**Job**. Scan the data below for the string "this". Show every line where it turns up.

────

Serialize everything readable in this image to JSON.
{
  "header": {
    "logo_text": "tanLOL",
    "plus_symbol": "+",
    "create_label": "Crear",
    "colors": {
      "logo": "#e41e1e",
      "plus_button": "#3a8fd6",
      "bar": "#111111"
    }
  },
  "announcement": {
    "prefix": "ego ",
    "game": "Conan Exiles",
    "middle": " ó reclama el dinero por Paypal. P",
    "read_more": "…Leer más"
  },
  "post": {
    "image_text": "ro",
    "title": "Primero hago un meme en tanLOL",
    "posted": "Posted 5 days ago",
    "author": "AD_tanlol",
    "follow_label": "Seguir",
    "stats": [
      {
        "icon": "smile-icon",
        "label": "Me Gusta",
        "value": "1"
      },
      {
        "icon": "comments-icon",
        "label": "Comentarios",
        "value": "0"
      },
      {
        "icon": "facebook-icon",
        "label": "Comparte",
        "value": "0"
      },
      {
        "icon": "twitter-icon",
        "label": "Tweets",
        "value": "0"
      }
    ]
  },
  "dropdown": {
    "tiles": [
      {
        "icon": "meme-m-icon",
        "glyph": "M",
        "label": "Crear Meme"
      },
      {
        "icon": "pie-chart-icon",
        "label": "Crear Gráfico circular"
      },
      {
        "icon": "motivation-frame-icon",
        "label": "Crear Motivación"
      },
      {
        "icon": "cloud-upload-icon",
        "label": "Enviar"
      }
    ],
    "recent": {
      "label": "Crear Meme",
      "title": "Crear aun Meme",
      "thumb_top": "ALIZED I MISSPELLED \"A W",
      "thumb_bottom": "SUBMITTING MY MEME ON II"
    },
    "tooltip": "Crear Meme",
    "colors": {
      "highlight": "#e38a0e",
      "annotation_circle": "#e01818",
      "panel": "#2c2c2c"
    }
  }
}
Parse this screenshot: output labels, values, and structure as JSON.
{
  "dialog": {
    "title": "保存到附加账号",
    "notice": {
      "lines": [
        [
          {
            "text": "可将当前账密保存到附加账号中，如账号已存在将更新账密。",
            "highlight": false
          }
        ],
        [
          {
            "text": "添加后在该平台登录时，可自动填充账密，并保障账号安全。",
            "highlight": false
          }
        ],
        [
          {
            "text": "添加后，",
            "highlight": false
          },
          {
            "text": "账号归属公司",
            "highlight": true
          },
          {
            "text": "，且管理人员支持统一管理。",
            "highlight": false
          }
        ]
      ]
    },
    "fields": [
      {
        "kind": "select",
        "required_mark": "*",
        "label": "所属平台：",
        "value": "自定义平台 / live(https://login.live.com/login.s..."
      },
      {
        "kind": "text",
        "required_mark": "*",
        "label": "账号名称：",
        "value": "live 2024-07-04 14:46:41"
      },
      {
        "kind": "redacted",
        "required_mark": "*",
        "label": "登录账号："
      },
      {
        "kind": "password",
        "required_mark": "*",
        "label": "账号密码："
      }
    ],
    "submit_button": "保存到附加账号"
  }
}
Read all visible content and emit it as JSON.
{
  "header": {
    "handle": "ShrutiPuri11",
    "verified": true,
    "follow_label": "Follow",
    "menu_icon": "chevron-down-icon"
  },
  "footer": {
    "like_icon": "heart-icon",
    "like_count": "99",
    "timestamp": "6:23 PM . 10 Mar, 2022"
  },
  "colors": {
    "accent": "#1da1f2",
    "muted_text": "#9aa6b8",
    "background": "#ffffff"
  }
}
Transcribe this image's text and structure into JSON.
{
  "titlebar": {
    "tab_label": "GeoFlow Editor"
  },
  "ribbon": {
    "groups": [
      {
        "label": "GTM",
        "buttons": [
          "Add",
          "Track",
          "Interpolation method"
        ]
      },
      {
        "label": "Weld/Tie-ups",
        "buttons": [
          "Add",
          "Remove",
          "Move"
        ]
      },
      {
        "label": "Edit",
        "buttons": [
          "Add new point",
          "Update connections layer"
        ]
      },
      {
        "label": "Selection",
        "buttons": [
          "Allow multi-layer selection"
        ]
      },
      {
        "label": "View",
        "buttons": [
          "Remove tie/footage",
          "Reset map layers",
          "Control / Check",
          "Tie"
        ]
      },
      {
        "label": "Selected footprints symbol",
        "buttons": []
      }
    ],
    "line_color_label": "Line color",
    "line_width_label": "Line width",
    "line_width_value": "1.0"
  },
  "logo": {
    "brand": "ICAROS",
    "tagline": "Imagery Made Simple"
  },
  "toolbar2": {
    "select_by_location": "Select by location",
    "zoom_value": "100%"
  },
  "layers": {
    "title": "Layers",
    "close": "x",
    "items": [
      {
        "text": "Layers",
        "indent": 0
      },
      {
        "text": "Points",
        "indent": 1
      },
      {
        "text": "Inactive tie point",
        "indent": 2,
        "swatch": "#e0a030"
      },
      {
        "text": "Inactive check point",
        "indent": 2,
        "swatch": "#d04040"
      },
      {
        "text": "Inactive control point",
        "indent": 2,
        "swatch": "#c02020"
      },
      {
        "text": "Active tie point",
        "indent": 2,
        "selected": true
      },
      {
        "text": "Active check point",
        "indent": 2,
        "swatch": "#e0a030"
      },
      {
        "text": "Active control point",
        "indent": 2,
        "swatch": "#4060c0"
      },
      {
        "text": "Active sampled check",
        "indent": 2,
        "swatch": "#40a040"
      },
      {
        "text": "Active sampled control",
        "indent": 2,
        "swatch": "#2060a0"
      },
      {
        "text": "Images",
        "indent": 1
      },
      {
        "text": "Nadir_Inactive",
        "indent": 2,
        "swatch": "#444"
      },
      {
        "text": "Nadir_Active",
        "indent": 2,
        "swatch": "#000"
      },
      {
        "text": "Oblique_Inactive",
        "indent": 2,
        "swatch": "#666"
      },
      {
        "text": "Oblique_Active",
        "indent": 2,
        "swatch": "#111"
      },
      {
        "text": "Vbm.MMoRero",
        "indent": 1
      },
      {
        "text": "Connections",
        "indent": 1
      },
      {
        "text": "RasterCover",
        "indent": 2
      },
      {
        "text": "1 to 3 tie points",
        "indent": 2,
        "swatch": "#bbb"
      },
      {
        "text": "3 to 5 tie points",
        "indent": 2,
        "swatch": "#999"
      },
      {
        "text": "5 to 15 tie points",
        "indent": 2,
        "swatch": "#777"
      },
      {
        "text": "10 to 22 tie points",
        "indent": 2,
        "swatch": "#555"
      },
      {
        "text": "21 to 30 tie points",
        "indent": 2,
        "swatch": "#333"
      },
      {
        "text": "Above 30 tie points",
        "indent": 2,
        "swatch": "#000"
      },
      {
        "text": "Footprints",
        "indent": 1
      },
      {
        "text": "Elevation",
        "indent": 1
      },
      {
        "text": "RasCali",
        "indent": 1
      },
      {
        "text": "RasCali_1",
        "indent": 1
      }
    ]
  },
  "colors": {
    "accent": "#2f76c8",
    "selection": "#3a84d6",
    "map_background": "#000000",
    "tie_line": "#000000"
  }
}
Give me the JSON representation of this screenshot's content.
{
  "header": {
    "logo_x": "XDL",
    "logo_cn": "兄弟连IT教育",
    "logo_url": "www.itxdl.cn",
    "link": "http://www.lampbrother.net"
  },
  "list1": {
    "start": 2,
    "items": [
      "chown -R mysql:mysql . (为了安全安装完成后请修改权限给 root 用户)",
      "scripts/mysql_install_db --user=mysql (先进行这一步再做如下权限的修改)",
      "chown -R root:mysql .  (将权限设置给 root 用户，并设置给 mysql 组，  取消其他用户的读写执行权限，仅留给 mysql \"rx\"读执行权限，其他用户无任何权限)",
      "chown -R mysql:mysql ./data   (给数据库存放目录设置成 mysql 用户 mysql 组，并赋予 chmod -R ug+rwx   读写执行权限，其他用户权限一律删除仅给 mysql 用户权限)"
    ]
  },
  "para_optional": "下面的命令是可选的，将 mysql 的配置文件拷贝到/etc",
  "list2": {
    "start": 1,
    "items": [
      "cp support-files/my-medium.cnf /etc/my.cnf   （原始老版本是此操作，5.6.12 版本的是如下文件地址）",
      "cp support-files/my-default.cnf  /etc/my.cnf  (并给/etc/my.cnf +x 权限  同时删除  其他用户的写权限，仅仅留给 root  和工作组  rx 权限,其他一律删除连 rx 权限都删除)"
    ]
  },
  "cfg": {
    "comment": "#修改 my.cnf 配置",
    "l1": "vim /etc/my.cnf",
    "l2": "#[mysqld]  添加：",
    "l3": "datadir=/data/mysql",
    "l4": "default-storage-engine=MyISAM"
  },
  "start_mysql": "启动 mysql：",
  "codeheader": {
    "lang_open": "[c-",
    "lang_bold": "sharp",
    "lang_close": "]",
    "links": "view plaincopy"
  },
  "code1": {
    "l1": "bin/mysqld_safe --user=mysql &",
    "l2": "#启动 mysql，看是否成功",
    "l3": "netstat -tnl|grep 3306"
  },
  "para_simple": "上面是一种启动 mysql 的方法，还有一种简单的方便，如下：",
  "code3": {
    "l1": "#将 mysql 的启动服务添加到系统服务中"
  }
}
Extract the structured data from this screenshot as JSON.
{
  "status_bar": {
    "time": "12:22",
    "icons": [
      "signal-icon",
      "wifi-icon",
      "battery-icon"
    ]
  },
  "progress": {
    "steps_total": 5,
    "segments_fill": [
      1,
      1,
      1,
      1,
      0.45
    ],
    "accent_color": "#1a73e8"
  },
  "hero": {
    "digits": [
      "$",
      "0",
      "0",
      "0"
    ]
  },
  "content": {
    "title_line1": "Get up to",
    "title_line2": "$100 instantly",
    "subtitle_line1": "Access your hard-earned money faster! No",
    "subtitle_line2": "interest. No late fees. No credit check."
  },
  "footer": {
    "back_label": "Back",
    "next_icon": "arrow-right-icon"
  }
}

────

**The completed task**.
Serialize everything readable in this image to JSON.
Parse this screenshot: output labels, values, and structure as JSON.
Transcribe this image's text and structure into JSON.
Give me the JSON representation of this screenshot's content.
Extract the structured data from this screenshot as JSON.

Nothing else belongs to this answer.